- **Extract**:
⟨
Facebook at 8:36PM: "Got my PowerPort VAD (Venous Access Device) surgically implanted today by the always wonderful Dr. Gilbert Wankling. My neck is really sore now that the freezing is coming out, but this is going to save me from a lot of IVs & needle sticks, so I'm sure it's worth it!"

at 9:18PM: "I should add, this is completely under my skin... once everything heals up and the bandages/staples are gone, I'll just have a quarter-sized raised bump on the right of my chest.

I have to say, I was quite nervous about getting the port, but it has been awesome. Instead of the tedious & painful process of getting blood tests and then an IV every chemo, now it is just a small prick breaking the skin over the port, and they are in. I found out during this trip to the hospital that my surgeon Dr. Wankling is also a cancer survivor, and went through chemo about 10 years ago, and he said when he was putting in the device that he wished they'd had them when he did chemo, as he burnt out all the veins in his arms.

Sunday, 17th July 2011 My best friend of many years came through town & stopped by for a visit. It was great to reconnect with her; we've grown apart the last few years since she had kids, but there is nothing like cancer to bring people back into your life. Her husband & Sterling took the three kids to McDonald's so we could visit (and also because kids are little germ factories that immuno-compromised-from-chemo me was supposed to avoid). Facebook update at 1:20PM: "Just had an awesome visit with Amy (and said hi/bye to [her husband] Chris) - so good to see you guys!!!"

Monday, 18th July 2011 My friends & coworkers are awesome... they all wanted to know when they could come by & visit me to keep my spirits up. I finally ended up scheduling regular "visiting hours" of Monday & Friday night after work. This was the first one, and we decided to celebrate by also having a movie night. Facebook update at 10:11PM: Hosted a movie night tonight; lots of fun! Watched A Dog's Breakfast with Krista, Ben, Danuta, Mandy, Apa, and Sue's other-half-who-doesn't-do-FaceBook [Nick]. :)
⟩
- **Exercise prompt**: Print everything in the diary text from "Monday, 18th July" down to "other-half-who-doesn't-do-FaceBook [Nick]. :)", with no changes.

- **Extracted entries**:
⟨
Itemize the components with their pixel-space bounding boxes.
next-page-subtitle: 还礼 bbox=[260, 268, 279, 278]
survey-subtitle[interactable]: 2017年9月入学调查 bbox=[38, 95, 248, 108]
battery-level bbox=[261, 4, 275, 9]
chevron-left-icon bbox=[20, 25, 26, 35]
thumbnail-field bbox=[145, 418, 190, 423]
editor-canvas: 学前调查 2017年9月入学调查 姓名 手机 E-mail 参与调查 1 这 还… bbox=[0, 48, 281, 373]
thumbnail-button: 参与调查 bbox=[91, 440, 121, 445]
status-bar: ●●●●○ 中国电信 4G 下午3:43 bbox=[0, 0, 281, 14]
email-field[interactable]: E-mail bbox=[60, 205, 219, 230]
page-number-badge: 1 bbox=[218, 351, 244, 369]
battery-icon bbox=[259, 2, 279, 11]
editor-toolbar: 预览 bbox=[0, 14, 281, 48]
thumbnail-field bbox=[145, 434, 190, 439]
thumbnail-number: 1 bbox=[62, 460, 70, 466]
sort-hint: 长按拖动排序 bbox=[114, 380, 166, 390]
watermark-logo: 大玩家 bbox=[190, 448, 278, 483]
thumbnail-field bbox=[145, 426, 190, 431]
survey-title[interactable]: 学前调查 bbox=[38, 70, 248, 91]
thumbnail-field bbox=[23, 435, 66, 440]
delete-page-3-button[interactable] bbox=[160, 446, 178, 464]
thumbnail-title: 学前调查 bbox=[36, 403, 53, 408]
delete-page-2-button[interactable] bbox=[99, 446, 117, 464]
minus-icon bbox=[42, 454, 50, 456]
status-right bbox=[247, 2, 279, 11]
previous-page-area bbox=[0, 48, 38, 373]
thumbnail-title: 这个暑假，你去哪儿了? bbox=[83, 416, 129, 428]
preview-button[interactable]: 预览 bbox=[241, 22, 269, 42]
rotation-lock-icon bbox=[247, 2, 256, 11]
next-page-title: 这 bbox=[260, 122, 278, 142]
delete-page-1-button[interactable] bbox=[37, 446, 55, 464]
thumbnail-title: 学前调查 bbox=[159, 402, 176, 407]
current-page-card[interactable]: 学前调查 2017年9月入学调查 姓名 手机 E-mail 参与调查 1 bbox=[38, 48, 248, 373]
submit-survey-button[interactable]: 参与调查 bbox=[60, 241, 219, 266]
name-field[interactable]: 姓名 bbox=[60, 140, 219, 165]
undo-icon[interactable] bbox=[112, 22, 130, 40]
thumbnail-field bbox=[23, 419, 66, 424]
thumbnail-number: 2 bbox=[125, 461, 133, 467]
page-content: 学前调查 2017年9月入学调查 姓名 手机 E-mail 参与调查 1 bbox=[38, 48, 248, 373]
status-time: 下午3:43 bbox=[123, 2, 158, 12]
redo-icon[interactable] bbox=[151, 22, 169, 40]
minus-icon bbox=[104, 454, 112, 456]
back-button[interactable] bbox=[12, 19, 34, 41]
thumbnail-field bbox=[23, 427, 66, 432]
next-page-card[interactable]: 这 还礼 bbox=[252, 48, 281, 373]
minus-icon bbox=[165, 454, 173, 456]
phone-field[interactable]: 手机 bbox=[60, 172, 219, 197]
⟩
- **Written solution**:
Monday, 18th July 2011 My friends & coworkers are awesome... they all wanted to know when they could come by & visit me to keep my spirits up. I finally ended up scheduling regular "visiting hours" of Monday & Friday night after work. This was the first one, and we decided to celebrate by also having a movie night. Facebook update at 10:11PM: Hosted a movie night tonight; lots of fun! Watched A Dog's Breakfast with Krista, Ben, Danuta, Mandy, Apa, and Sue's other-half-who-doesn't-do-FaceBook [Nick]. :)